Scan the data below for the string "xlabel". Copy every line where it appears.

>> START

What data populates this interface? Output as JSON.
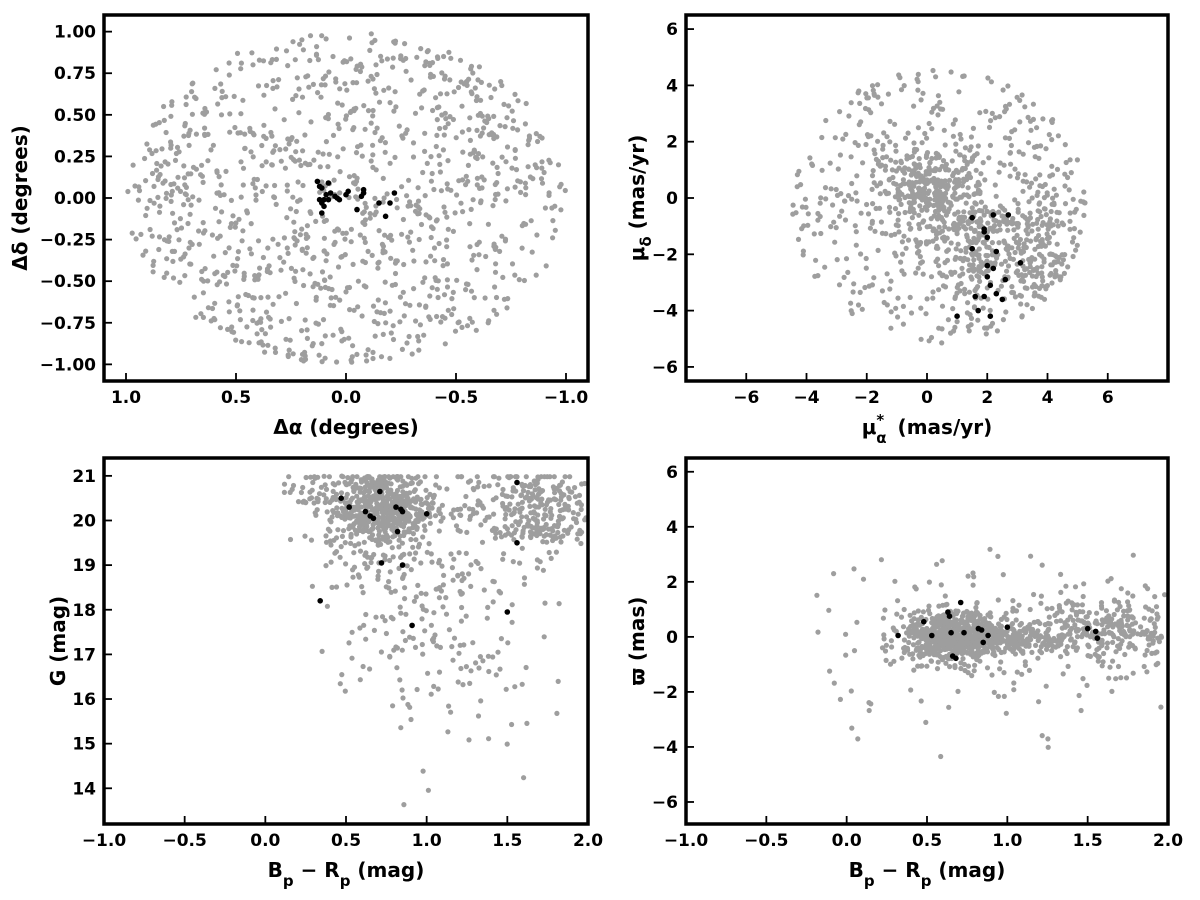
{
  "colors": {
    "field": "#9e9e9e",
    "members": "#000000",
    "axes": "#000000"
  },
  "chart_data": [
    {
      "id": "position",
      "type": "scatter",
      "xlabel": "Δα (degrees)",
      "ylabel": "Δδ (degrees)",
      "xlim": [
        1.1,
        -1.1
      ],
      "ylim": [
        -1.1,
        1.1
      ],
      "x_reversed": true,
      "xticks": [
        1.0,
        0.5,
        0.0,
        -0.5,
        -1.0
      ],
      "xtick_labels": [
        "1.0",
        "0.5",
        "0.0",
        "−0.5",
        "−1.0"
      ],
      "yticks": [
        1.0,
        0.75,
        0.5,
        0.25,
        0.0,
        -0.25,
        -0.5,
        -0.75,
        -1.0
      ],
      "ytick_labels": [
        "1.00",
        "0.75",
        "0.50",
        "0.25",
        "0.00",
        "−0.25",
        "−0.50",
        "−0.75",
        "−1.00"
      ],
      "field_distribution": {
        "shape": "disk",
        "center": [
          0,
          0
        ],
        "radius": 1.0,
        "count": 1100
      },
      "series": [
        {
          "role": "members",
          "points": [
            [
              0.12,
              0.07
            ],
            [
              0.11,
              0.06
            ],
            [
              0.08,
              0.09
            ],
            [
              0.13,
              0.1
            ],
            [
              0.09,
              0.02
            ],
            [
              0.07,
              0.03
            ],
            [
              0.05,
              0.01
            ],
            [
              0.1,
              -0.01
            ],
            [
              0.03,
              -0.01
            ],
            [
              0.12,
              -0.01
            ],
            [
              0.11,
              -0.03
            ],
            [
              0.1,
              -0.05
            ],
            [
              0.11,
              -0.09
            ],
            [
              0.08,
              -0.01
            ],
            [
              0.04,
              0.0
            ],
            [
              0.0,
              0.02
            ],
            [
              -0.01,
              0.04
            ],
            [
              -0.07,
              0.01
            ],
            [
              -0.08,
              0.03
            ],
            [
              -0.08,
              0.05
            ],
            [
              -0.05,
              -0.07
            ],
            [
              -0.15,
              -0.03
            ],
            [
              -0.18,
              -0.11
            ],
            [
              -0.2,
              -0.03
            ],
            [
              -0.22,
              0.03
            ]
          ]
        }
      ]
    },
    {
      "id": "proper-motion",
      "type": "scatter",
      "xlabel": "μ*α (mas/yr)",
      "ylabel": "μδ (mas/yr)",
      "xlim": [
        -8,
        8
      ],
      "ylim": [
        -6.5,
        6.5
      ],
      "xticks": [
        -6,
        -4,
        -2,
        0,
        2,
        4,
        6
      ],
      "xtick_labels": [
        "−6",
        "−4",
        "−2",
        "0",
        "2",
        "4",
        "6"
      ],
      "yticks": [
        -6,
        -4,
        -2,
        0,
        2,
        4,
        6
      ],
      "ytick_labels": [
        "−6",
        "−4",
        "−2",
        "0",
        "2",
        "4",
        "6"
      ],
      "field_distribution": {
        "shape": "disk",
        "center": [
          0.4,
          -0.3
        ],
        "radius": 4.9,
        "count": 1100,
        "clumps": [
          [
            0.2,
            0.2
          ],
          [
            2.0,
            -2.0
          ],
          [
            3.8,
            -1.6
          ]
        ]
      },
      "series": [
        {
          "role": "members",
          "points": [
            [
              1.5,
              -0.7
            ],
            [
              1.9,
              -1.1
            ],
            [
              1.9,
              -1.2
            ],
            [
              2.0,
              -1.4
            ],
            [
              2.2,
              -0.6
            ],
            [
              2.7,
              -0.6
            ],
            [
              1.5,
              -1.8
            ],
            [
              2.3,
              -1.9
            ],
            [
              2.0,
              -2.4
            ],
            [
              2.2,
              -2.5
            ],
            [
              2.0,
              -2.8
            ],
            [
              3.1,
              -2.3
            ],
            [
              2.1,
              -3.1
            ],
            [
              1.6,
              -3.5
            ],
            [
              1.9,
              -3.5
            ],
            [
              2.3,
              -3.4
            ],
            [
              2.5,
              -3.6
            ],
            [
              1.7,
              -4.0
            ],
            [
              1.0,
              -4.2
            ],
            [
              2.1,
              -4.2
            ],
            [
              2.6,
              -2.9
            ]
          ]
        }
      ]
    },
    {
      "id": "cmd",
      "type": "scatter",
      "xlabel": "Bp − Rp (mag)",
      "ylabel": "G (mag)",
      "xlim": [
        -1.0,
        2.0
      ],
      "ylim": [
        13.2,
        21.4
      ],
      "y_reversed": false,
      "xticks": [
        -1.0,
        -0.5,
        0.0,
        0.5,
        1.0,
        1.5,
        2.0
      ],
      "xtick_labels": [
        "−1.0",
        "−0.5",
        "0.0",
        "0.5",
        "1.0",
        "1.5",
        "2.0"
      ],
      "yticks": [
        14,
        15,
        16,
        17,
        18,
        19,
        20,
        21
      ],
      "ytick_labels": [
        "14",
        "15",
        "16",
        "17",
        "18",
        "19",
        "20",
        "21"
      ],
      "series": [
        {
          "role": "members",
          "points": [
            [
              0.47,
              20.5
            ],
            [
              0.52,
              20.3
            ],
            [
              0.62,
              20.2
            ],
            [
              0.65,
              20.1
            ],
            [
              0.67,
              20.05
            ],
            [
              0.71,
              20.65
            ],
            [
              0.81,
              20.3
            ],
            [
              0.84,
              20.25
            ],
            [
              0.85,
              20.2
            ],
            [
              1.0,
              20.15
            ],
            [
              0.82,
              19.75
            ],
            [
              0.72,
              19.05
            ],
            [
              0.85,
              19.0
            ],
            [
              1.56,
              20.85
            ],
            [
              1.56,
              19.5
            ],
            [
              0.34,
              18.2
            ],
            [
              1.5,
              17.95
            ],
            [
              0.91,
              17.65
            ]
          ]
        }
      ]
    },
    {
      "id": "parallax",
      "type": "scatter",
      "xlabel": "Bp − Rp (mag)",
      "ylabel": "ϖ (mas)",
      "xlim": [
        -1.0,
        2.0
      ],
      "ylim": [
        -6.8,
        6.5
      ],
      "xticks": [
        -1.0,
        -0.5,
        0.0,
        0.5,
        1.0,
        1.5,
        2.0
      ],
      "xtick_labels": [
        "−1.0",
        "−0.5",
        "0.0",
        "0.5",
        "1.0",
        "1.5",
        "2.0"
      ],
      "yticks": [
        -6,
        -4,
        -2,
        0,
        2,
        4,
        6
      ],
      "ytick_labels": [
        "−6",
        "−4",
        "−2",
        "0",
        "2",
        "4",
        "6"
      ],
      "series": [
        {
          "role": "members",
          "points": [
            [
              0.32,
              0.05
            ],
            [
              0.48,
              0.55
            ],
            [
              0.53,
              0.05
            ],
            [
              0.63,
              0.9
            ],
            [
              0.64,
              0.75
            ],
            [
              0.65,
              0.15
            ],
            [
              0.66,
              -0.7
            ],
            [
              0.68,
              -0.78
            ],
            [
              0.71,
              1.25
            ],
            [
              0.73,
              0.15
            ],
            [
              0.82,
              0.3
            ],
            [
              0.84,
              0.25
            ],
            [
              0.85,
              -0.2
            ],
            [
              0.88,
              0.05
            ],
            [
              1.0,
              0.35
            ],
            [
              1.5,
              0.3
            ],
            [
              1.55,
              0.2
            ],
            [
              1.56,
              -0.05
            ]
          ]
        }
      ]
    }
  ]
}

>> END

Written answer →
      "xlabel": "Δα (degrees)",
      "xlabel": "μ*α (mas/yr)",
      "xlabel": "Bp − Rp (mag)",
      "xlabel": "Bp − Rp (mag)",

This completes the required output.